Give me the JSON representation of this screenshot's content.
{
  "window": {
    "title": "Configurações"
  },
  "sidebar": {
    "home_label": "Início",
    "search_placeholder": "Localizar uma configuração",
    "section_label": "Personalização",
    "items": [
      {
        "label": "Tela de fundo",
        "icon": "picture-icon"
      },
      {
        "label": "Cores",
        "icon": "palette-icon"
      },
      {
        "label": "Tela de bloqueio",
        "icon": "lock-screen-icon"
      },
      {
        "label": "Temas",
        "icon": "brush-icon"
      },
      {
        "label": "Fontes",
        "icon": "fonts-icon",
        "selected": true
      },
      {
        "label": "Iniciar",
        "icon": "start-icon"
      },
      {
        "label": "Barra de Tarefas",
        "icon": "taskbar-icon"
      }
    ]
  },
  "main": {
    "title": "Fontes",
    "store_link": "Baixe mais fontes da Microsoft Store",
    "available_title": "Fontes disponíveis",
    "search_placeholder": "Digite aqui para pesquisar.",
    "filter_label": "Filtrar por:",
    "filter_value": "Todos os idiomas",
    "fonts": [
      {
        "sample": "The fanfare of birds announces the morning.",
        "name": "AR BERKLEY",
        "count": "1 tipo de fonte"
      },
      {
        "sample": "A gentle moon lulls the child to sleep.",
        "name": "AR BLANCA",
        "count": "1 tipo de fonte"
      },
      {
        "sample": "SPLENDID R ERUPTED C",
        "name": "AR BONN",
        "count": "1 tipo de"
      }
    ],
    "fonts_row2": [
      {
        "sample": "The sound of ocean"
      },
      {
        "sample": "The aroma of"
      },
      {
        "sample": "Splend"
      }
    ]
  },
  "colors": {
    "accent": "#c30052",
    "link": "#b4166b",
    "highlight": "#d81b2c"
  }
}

### DIRECTIONS
Tally the lines in the records above that contain the word "sample", and give only that number.

### COMPLETE OUTPUT
6